### PROBLEM DESCRIPTION:
Look through the records below, and copy out every line that holds the string "density".

════════════════

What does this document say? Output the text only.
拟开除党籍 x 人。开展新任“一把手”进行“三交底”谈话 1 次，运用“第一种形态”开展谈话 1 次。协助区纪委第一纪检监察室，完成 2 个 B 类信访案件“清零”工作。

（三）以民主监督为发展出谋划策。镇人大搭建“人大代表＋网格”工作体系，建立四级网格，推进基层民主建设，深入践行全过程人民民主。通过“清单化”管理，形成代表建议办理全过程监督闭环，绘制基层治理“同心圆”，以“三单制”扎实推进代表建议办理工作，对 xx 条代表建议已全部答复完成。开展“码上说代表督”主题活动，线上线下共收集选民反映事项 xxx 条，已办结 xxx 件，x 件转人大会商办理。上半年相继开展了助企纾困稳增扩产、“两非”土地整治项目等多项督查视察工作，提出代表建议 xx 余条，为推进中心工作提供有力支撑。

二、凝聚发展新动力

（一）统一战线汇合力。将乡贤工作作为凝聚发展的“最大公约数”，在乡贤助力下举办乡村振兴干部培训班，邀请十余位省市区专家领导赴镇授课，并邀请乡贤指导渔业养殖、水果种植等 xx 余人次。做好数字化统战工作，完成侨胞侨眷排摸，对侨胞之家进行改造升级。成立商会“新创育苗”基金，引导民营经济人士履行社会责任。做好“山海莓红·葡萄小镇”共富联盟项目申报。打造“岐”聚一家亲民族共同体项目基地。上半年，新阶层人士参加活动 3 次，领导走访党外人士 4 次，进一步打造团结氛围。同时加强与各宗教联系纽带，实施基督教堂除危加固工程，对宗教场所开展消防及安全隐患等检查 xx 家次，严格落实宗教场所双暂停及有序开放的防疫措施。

════════════════

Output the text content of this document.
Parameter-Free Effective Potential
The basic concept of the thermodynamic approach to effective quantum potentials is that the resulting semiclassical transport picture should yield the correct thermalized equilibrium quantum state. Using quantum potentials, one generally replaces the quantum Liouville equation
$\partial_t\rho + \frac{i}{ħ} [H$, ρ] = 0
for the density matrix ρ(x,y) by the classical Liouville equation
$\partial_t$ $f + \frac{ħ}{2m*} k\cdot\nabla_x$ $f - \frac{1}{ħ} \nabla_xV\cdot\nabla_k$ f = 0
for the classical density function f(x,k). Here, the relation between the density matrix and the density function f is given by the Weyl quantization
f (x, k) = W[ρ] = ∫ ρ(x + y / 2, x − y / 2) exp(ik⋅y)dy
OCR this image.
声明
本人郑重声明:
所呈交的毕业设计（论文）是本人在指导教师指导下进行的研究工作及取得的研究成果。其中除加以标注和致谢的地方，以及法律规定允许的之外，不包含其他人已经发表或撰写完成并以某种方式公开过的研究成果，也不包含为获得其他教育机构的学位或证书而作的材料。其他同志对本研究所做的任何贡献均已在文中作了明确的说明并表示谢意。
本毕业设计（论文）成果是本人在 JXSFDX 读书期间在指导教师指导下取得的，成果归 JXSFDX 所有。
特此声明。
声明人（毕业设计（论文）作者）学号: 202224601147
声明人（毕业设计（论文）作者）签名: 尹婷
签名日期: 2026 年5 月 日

════════════════

### ANSWER FOR THIS EXERCISE:
for the density matrix ρ(x,y) by the classical Liouville equation
for the classical density function f(x,k). Here, the relation between the density matrix and the density function f is given by the Weyl quantization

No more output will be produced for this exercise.